## Okuma metni

%%

Köylü satın mı alındı! – Bülent Falakaoğlu En çok mağdur olan ve hakarete uğrayan köylülerin dahi AKP’ye oy vermesini, tek başına ‘seçim rüşveti’ açıklamaya yeter mi? Seçim değerlendirmeleri yapılıyor. Kolaycı, indirgemeci yorumların sayısı bir hayli fazla, gerçeğin bir parçasını bütünü yansıtıyormuş gibi pazarlayanı da… Özellikle köylü oylarının AKP’ye gitmesi ya hayrete düşürüyor ya da seçim […]
Köylü satın mı alındı! – Bülent Falakaoğlu
En çok mağdur olan ve hakarete uğrayan köylülerin dahi AKP’ye oy vermesini, tek başına ‘seçim rüşveti’ açıklamaya yeter mi?

%%

## Verilen bilgiler
%%

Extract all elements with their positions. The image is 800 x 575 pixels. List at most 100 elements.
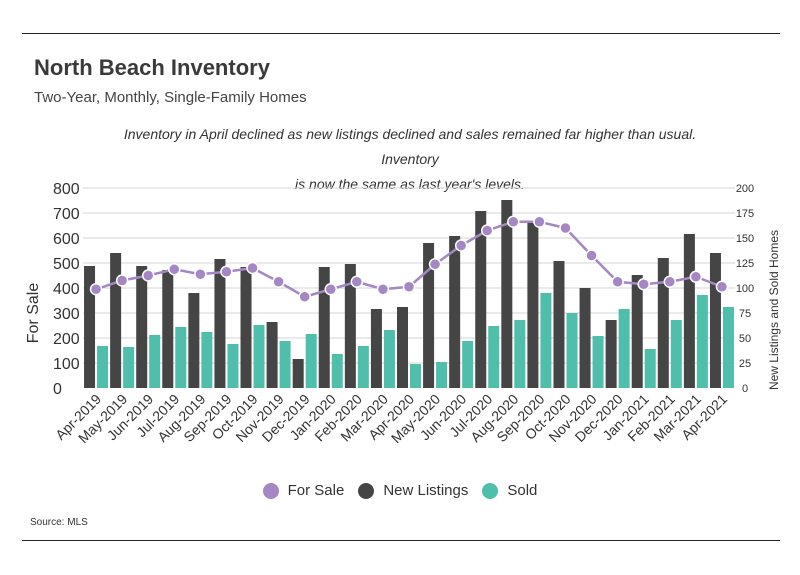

%%

## Görev koşulları
Okuma metnine göre seçim değerlendirmelerinde kolaycı, indirgemeci yorumların sayısı ne kadar?

## Tamamlanmış görev
Bir hayli fazla.